## EXERCISE INSTRUCTIONS
Return every record verbatim.

----- AVAILABLE DATA

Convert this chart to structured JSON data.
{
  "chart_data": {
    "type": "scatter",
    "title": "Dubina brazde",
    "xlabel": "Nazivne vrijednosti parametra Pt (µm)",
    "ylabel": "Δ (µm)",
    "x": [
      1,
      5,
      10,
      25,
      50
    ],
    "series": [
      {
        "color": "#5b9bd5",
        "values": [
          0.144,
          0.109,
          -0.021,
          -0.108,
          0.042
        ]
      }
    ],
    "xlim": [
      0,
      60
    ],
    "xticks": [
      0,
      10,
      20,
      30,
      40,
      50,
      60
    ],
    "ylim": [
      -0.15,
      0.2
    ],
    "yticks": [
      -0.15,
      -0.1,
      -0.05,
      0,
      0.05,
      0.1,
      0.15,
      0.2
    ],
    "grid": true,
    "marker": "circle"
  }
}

----------

## FINISHED EXERCISE
Convert this chart to structured JSON data.
{
  "chart_data": {
    "type": "scatter",
    "title": "Dubina brazde",
    "xlabel": "Nazivne vrijednosti parametra Pt (µm)",
    "ylabel": "Δ (µm)",
    "x": [
      1,
      5,
      10,
      25,
      50
    ],
    "series": [
      {
        "color": "#5b9bd5",
        "values": [
          0.144,
          0.109,
          -0.021,
          -0.108,
          0.042
        ]
      }
    ],
    "xlim": [
      0,
      60
    ],
    "xticks": [
      0,
      10,
      20,
      30,
      40,
      50,
      60
    ],
    "ylim": [
      -0.15,
      0.2
    ],
    "yticks": [
      -0.15,
      -0.1,
      -0.05,
      0,
      0.05,
      0.1,
      0.15,
      0.2
    ],
    "grid": true,
    "marker": "circle"
  }
}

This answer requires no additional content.